*What you need to do:* Find the string "color" in the entries and copy each line that has it.

[Figure dataset records]
-------

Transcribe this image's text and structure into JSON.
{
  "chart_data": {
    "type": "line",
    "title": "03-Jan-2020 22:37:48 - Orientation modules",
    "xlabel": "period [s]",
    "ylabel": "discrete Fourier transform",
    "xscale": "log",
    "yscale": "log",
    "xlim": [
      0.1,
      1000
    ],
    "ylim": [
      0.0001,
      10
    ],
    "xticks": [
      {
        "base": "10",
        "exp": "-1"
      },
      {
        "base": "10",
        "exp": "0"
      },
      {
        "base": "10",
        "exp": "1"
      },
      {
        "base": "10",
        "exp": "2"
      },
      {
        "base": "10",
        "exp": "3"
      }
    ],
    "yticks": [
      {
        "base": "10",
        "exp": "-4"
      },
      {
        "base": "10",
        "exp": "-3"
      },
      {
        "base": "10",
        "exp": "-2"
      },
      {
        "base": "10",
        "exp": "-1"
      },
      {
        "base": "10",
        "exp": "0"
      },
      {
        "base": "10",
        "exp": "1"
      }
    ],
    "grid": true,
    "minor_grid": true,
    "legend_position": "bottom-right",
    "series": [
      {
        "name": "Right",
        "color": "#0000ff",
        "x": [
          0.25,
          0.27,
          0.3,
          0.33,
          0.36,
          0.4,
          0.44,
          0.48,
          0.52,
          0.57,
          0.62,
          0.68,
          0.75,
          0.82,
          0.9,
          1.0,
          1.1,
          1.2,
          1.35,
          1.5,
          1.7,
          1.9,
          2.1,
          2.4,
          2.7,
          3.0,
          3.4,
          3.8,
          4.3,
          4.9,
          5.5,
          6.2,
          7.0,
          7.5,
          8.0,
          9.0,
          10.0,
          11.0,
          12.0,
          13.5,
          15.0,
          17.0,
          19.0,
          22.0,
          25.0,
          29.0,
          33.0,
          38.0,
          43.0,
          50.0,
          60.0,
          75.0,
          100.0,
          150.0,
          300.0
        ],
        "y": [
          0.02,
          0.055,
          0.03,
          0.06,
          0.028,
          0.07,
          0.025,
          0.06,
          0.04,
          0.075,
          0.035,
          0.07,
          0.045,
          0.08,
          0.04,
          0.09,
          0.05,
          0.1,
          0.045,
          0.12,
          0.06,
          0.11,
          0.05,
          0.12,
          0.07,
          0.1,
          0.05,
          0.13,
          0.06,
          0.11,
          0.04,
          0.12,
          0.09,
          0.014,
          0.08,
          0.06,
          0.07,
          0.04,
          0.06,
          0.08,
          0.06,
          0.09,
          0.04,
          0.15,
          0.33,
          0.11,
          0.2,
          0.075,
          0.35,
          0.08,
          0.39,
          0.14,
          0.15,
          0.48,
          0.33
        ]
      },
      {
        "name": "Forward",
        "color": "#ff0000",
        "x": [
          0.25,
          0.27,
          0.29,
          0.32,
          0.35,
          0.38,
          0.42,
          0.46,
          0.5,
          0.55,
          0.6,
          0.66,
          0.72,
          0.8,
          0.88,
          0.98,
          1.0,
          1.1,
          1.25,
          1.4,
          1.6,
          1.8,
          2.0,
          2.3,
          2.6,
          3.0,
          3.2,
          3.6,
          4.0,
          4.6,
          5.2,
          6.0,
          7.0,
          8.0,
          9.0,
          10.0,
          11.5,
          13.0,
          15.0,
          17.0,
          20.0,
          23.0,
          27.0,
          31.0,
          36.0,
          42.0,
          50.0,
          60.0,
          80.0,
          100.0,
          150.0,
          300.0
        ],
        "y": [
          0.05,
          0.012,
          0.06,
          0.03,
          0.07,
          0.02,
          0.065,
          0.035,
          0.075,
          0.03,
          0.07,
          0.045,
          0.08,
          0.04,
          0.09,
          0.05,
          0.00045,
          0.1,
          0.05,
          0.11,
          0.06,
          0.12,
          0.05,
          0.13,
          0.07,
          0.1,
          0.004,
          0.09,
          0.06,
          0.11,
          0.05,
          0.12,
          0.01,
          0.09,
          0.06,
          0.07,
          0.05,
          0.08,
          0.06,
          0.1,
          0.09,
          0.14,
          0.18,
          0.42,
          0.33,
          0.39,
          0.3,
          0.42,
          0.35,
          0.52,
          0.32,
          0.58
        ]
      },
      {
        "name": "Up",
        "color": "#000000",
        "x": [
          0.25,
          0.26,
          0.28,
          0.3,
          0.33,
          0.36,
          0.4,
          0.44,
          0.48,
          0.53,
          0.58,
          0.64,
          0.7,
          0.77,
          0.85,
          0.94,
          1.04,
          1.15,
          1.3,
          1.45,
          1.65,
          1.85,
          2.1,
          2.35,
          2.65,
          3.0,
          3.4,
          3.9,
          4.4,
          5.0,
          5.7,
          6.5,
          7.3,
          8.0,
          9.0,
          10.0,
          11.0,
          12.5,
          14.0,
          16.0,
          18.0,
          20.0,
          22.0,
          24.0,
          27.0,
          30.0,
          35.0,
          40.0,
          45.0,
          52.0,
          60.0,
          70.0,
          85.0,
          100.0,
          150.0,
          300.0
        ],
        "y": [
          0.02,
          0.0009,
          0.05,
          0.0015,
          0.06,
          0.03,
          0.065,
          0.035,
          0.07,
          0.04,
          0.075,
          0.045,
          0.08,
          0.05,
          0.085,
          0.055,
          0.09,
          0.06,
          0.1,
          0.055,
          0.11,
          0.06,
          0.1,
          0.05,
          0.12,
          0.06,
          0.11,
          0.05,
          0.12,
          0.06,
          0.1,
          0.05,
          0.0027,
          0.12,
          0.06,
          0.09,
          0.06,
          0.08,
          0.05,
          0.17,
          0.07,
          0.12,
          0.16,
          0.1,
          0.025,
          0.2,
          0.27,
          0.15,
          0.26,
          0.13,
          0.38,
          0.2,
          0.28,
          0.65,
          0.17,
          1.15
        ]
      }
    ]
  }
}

-------

*Solution to this task:*
        "color": "#0000ff",
        "color": "#ff0000",
        "color": "#000000",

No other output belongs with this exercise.